# start of Records shown

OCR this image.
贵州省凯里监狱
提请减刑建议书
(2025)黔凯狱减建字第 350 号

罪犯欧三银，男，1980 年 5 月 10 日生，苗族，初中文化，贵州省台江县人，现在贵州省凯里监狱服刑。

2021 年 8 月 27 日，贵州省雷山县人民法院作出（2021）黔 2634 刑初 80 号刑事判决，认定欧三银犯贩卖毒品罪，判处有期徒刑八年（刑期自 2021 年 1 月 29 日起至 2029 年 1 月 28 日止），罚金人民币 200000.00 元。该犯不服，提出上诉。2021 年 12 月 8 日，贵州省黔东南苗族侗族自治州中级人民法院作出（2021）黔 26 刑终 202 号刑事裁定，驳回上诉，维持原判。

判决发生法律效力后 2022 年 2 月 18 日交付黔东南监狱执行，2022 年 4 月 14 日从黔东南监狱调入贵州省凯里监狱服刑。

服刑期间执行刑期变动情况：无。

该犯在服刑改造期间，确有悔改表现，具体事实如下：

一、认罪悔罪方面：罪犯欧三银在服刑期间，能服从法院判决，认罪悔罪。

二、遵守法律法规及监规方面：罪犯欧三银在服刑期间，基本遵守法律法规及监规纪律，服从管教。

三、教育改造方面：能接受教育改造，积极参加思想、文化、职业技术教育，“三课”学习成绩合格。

# end of Records shown

(Given problem):
Copy out every line with the word "罪犯欧三银在服刑期间".

(Solution for this task):
一、认罪悔罪方面：罪犯欧三银在服刑期间，能服从法院判决，认罪悔罪。
二、遵守法律法规及监规方面：罪犯欧三银在服刑期间，基本遵守法律法规及监规纪律，服从管教。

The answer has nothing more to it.